# The task
Write out the whole listing, matching it exactly.

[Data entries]
** start **

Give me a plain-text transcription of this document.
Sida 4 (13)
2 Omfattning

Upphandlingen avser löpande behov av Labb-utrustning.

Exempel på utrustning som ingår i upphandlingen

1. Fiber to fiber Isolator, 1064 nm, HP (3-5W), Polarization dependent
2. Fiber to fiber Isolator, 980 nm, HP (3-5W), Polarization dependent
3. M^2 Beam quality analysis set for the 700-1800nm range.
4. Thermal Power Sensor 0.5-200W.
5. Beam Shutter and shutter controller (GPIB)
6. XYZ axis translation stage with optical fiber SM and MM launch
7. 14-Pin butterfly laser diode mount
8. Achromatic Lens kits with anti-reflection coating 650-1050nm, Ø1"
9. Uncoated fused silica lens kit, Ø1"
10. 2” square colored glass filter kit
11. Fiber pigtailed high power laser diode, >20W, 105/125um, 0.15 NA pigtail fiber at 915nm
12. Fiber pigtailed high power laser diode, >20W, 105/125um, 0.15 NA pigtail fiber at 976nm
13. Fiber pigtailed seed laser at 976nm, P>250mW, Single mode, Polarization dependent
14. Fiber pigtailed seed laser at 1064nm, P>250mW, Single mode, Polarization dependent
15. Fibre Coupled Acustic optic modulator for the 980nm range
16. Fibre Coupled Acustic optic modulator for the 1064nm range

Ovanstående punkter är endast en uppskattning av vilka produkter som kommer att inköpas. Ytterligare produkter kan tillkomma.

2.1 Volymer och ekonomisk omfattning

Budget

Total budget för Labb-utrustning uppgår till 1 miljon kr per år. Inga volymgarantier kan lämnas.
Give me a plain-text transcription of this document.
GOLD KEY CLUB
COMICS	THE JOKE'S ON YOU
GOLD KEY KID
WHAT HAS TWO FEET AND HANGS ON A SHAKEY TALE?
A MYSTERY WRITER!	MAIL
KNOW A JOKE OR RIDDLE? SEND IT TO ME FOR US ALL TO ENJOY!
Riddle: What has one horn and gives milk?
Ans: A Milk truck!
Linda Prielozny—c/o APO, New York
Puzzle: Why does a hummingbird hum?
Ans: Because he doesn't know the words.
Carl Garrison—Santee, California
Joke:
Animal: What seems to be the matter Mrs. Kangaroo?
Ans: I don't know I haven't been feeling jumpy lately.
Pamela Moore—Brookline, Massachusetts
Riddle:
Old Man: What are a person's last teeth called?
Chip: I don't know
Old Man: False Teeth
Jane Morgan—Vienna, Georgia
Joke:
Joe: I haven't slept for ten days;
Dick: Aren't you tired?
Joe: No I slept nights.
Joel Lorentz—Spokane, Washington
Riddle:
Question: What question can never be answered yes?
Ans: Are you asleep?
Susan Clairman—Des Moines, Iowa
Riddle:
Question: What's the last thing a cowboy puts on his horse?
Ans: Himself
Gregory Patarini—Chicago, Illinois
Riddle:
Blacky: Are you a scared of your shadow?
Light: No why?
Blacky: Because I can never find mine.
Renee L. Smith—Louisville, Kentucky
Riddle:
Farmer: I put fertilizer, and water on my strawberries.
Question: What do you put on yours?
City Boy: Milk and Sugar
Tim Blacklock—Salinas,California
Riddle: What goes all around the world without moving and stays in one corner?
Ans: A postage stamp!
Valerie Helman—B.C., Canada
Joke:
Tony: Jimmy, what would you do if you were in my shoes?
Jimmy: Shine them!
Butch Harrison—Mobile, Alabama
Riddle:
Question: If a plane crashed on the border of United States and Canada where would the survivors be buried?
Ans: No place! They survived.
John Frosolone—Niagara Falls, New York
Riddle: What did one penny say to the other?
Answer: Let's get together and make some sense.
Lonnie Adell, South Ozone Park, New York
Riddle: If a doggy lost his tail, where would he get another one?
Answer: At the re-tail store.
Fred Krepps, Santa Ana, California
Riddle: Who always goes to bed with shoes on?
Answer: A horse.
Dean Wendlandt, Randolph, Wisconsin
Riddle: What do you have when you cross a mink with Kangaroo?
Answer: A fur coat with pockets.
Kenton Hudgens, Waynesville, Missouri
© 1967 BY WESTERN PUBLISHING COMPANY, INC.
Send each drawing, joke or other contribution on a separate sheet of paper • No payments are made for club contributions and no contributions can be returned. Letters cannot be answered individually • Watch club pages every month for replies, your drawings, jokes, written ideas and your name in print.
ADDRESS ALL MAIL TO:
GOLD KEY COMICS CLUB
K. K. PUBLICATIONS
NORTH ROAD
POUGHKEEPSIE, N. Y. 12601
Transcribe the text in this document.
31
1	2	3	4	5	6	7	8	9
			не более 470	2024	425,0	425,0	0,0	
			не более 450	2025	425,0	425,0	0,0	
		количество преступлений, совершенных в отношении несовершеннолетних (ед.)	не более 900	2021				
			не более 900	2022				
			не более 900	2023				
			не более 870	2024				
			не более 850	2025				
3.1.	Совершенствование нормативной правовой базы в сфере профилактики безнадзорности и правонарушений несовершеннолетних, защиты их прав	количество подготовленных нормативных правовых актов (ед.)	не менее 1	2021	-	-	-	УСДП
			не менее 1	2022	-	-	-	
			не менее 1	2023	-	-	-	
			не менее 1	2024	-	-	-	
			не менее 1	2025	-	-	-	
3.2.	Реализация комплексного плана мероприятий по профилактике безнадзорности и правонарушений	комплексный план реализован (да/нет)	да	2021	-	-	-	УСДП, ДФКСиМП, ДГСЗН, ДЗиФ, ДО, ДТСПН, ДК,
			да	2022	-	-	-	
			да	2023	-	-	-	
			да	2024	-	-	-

** end **

# Task answer
Give me a plain-text transcription of this document.
Sida 4 (13)
2 Omfattning

Upphandlingen avser löpande behov av Labb-utrustning.

Exempel på utrustning som ingår i upphandlingen

1. Fiber to fiber Isolator, 1064 nm, HP (3-5W), Polarization dependent
2. Fiber to fiber Isolator, 980 nm, HP (3-5W), Polarization dependent
3. M^2 Beam quality analysis set for the 700-1800nm range.
4. Thermal Power Sensor 0.5-200W.
5. Beam Shutter and shutter controller (GPIB)
6. XYZ axis translation stage with optical fiber SM and MM launch
7. 14-Pin butterfly laser diode mount
8. Achromatic Lens kits with anti-reflection coating 650-1050nm, Ø1"
9. Uncoated fused silica lens kit, Ø1"
10. 2” square colored glass filter kit
11. Fiber pigtailed high power laser diode, >20W, 105/125um, 0.15 NA pigtail fiber at 915nm
12. Fiber pigtailed high power laser diode, >20W, 105/125um, 0.15 NA pigtail fiber at 976nm
13. Fiber pigtailed seed laser at 976nm, P>250mW, Single mode, Polarization dependent
14. Fiber pigtailed seed laser at 1064nm, P>250mW, Single mode, Polarization dependent
15. Fibre Coupled Acustic optic modulator for the 980nm range
16. Fibre Coupled Acustic optic modulator for the 1064nm range

Ovanstående punkter är endast en uppskattning av vilka produkter som kommer att inköpas. Ytterligare produkter kan tillkomma.

2.1 Volymer och ekonomisk omfattning

Budget

Total budget för Labb-utrustning uppgår till 1 miljon kr per år. Inga volymgarantier kan lämnas.
Give me a plain-text transcription of this document.
GOLD KEY CLUB
COMICS	THE JOKE'S ON YOU
GOLD KEY KID
WHAT HAS TWO FEET AND HANGS ON A SHAKEY TALE?
A MYSTERY WRITER!	MAIL
KNOW A JOKE OR RIDDLE? SEND IT TO ME FOR US ALL TO ENJOY!
Riddle: What has one horn and gives milk?
Ans: A Milk truck!
Linda Prielozny—c/o APO, New York
Puzzle: Why does a hummingbird hum?
Ans: Because he doesn't know the words.
Carl Garrison—Santee, California
Joke:
Animal: What seems to be the matter Mrs. Kangaroo?
Ans: I don't know I haven't been feeling jumpy lately.
Pamela Moore—Brookline, Massachusetts
Riddle:
Old Man: What are a person's last teeth called?
Chip: I don't know
Old Man: False Teeth
Jane Morgan—Vienna, Georgia
Joke:
Joe: I haven't slept for ten days;
Dick: Aren't you tired?
Joe: No I slept nights.
Joel Lorentz—Spokane, Washington
Riddle:
Question: What question can never be answered yes?
Ans: Are you asleep?
Susan Clairman—Des Moines, Iowa
Riddle:
Question: What's the last thing a cowboy puts on his horse?
Ans: Himself
Gregory Patarini—Chicago, Illinois
Riddle:
Blacky: Are you a scared of your shadow?
Light: No why?
Blacky: Because I can never find mine.
Renee L. Smith—Louisville, Kentucky
Riddle:
Farmer: I put fertilizer, and water on my strawberries.
Question: What do you put on yours?
City Boy: Milk and Sugar
Tim Blacklock—Salinas,California
Riddle: What goes all around the world without moving and stays in one corner?
Ans: A postage stamp!
Valerie Helman—B.C., Canada
Joke:
Tony: Jimmy, what would you do if you were in my shoes?
Jimmy: Shine them!
Butch Harrison—Mobile, Alabama
Riddle:
Question: If a plane crashed on the border of United States and Canada where would the survivors be buried?
Ans: No place! They survived.
John Frosolone—Niagara Falls, New York
Riddle: What did one penny say to the other?
Answer: Let's get together and make some sense.
Lonnie Adell, South Ozone Park, New York
Riddle: If a doggy lost his tail, where would he get another one?
Answer: At the re-tail store.
Fred Krepps, Santa Ana, California
Riddle: Who always goes to bed with shoes on?
Answer: A horse.
Dean Wendlandt, Randolph, Wisconsin
Riddle: What do you have when you cross a mink with Kangaroo?
Answer: A fur coat with pockets.
Kenton Hudgens, Waynesville, Missouri
© 1967 BY WESTERN PUBLISHING COMPANY, INC.
Send each drawing, joke or other contribution on a separate sheet of paper • No payments are made for club contributions and no contributions can be returned. Letters cannot be answered individually • Watch club pages every month for replies, your drawings, jokes, written ideas and your name in print.
ADDRESS ALL MAIL TO:
GOLD KEY COMICS CLUB
K. K. PUBLICATIONS
NORTH ROAD
POUGHKEEPSIE, N. Y. 12601
Transcribe the text in this document.
31
1	2	3	4	5	6	7	8	9
			не более 470	2024	425,0	425,0	0,0	
			не более 450	2025	425,0	425,0	0,0	
		количество преступлений, совершенных в отношении несовершеннолетних (ед.)	не более 900	2021				
			не более 900	2022				
			не более 900	2023				
			не более 870	2024				
			не более 850	2025				
3.1.	Совершенствование нормативной правовой базы в сфере профилактики безнадзорности и правонарушений несовершеннолетних, защиты их прав	количество подготовленных нормативных правовых актов (ед.)	не менее 1	2021	-	-	-	УСДП
			не менее 1	2022	-	-	-	
			не менее 1	2023	-	-	-	
			не менее 1	2024	-	-	-	
			не менее 1	2025	-	-	-	
3.2.	Реализация комплексного плана мероприятий по профилактике безнадзорности и правонарушений	комплексный план реализован (да/нет)	да	2021	-	-	-	УСДП, ДФКСиМП, ДГСЗН, ДЗиФ, ДО, ДТСПН, ДК,
			да	2022	-	-	-	
			да	2023	-	-	-	
			да	2024	-	-	-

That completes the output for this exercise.